Exercise objective: Omit the pictures, then write out every entry exactly as it reads.

Records for this task:
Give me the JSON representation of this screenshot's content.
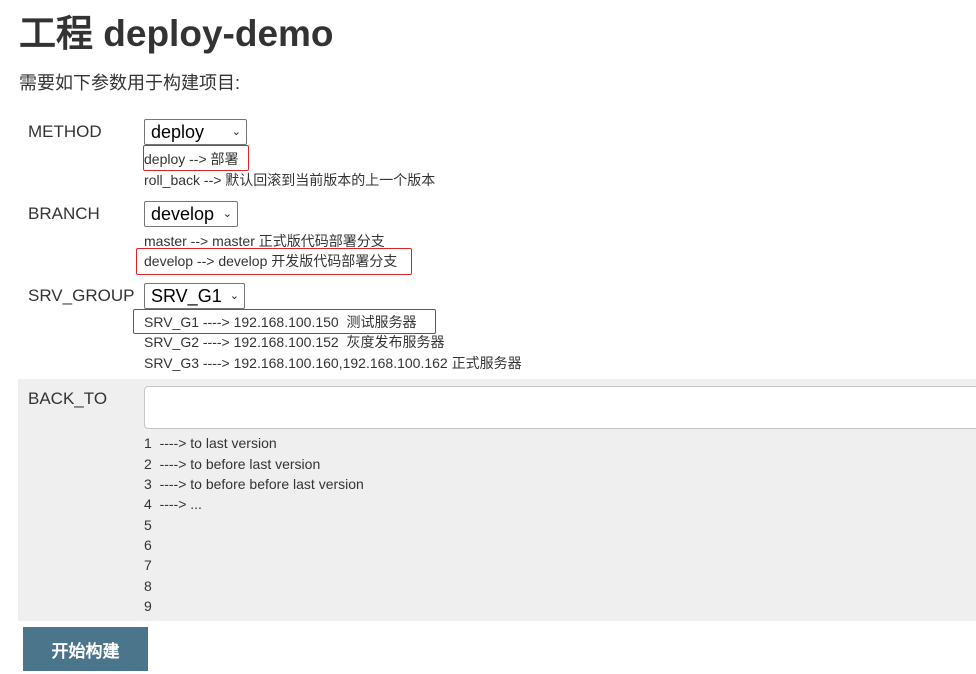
{
  "title": "工程 deploy-demo",
  "subtitle": "需要如下参数用于构建项目:",
  "params": {
    "method": {
      "name": "METHOD",
      "selected": "deploy",
      "descriptions": [
        "deploy --> 部署",
        "roll_back --> 默认回滚到当前版本的上一个版本"
      ]
    },
    "branch": {
      "name": "BRANCH",
      "selected": "develop",
      "descriptions": [
        "master --> master 正式版代码部署分支",
        "develop --> develop 开发版代码部署分支"
      ]
    },
    "srv_group": {
      "name": "SRV_GROUP",
      "selected": "SRV_G1",
      "descriptions": [
        "SRV_G1 ----> 192.168.100.150  测试服务器",
        "SRV_G2 ----> 192.168.100.152  灰度发布服务器",
        "SRV_G3 ----> 192.168.100.160,192.168.100.162 正式服务器"
      ]
    },
    "back_to": {
      "name": "BACK_TO",
      "value": "",
      "descriptions": [
        "1  ----> to last version",
        "2  ----> to before last version",
        "3  ----> to before before last version",
        "4  ----> ...",
        "5",
        "6",
        "7",
        "8",
        "9"
      ]
    }
  },
  "build_button": "开始构建",
  "colors": {
    "highlight": "#d9262b",
    "button": "#4b758b",
    "panel": "#efefef"
  }
}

Response to the task:
Give me the JSON representation of this screenshot's content.
{
  "title": "工程 deploy-demo",
  "subtitle": "需要如下参数用于构建项目:",
  "params": {
    "method": {
      "name": "METHOD",
      "selected": "deploy",
      "descriptions": [
        "deploy --> 部署",
        "roll_back --> 默认回滚到当前版本的上一个版本"
      ]
    },
    "branch": {
      "name": "BRANCH",
      "selected": "develop",
      "descriptions": [
        "master --> master 正式版代码部署分支",
        "develop --> develop 开发版代码部署分支"
      ]
    },
    "srv_group": {
      "name": "SRV_GROUP",
      "selected": "SRV_G1",
      "descriptions": [
        "SRV_G1 ----> 192.168.100.150  测试服务器",
        "SRV_G2 ----> 192.168.100.152  灰度发布服务器",
        "SRV_G3 ----> 192.168.100.160,192.168.100.162 正式服务器"
      ]
    },
    "back_to": {
      "name": "BACK_TO",
      "value": "",
      "descriptions": [
        "1  ----> to last version",
        "2  ----> to before last version",
        "3  ----> to before before last version",
        "4  ----> ...",
        "5",
        "6",
        "7",
        "8",
        "9"
      ]
    }
  },
  "build_button": "开始构建",
  "colors": {
    "highlight": "#d9262b",
    "button": "#4b758b",
    "panel": "#efefef"
  }
}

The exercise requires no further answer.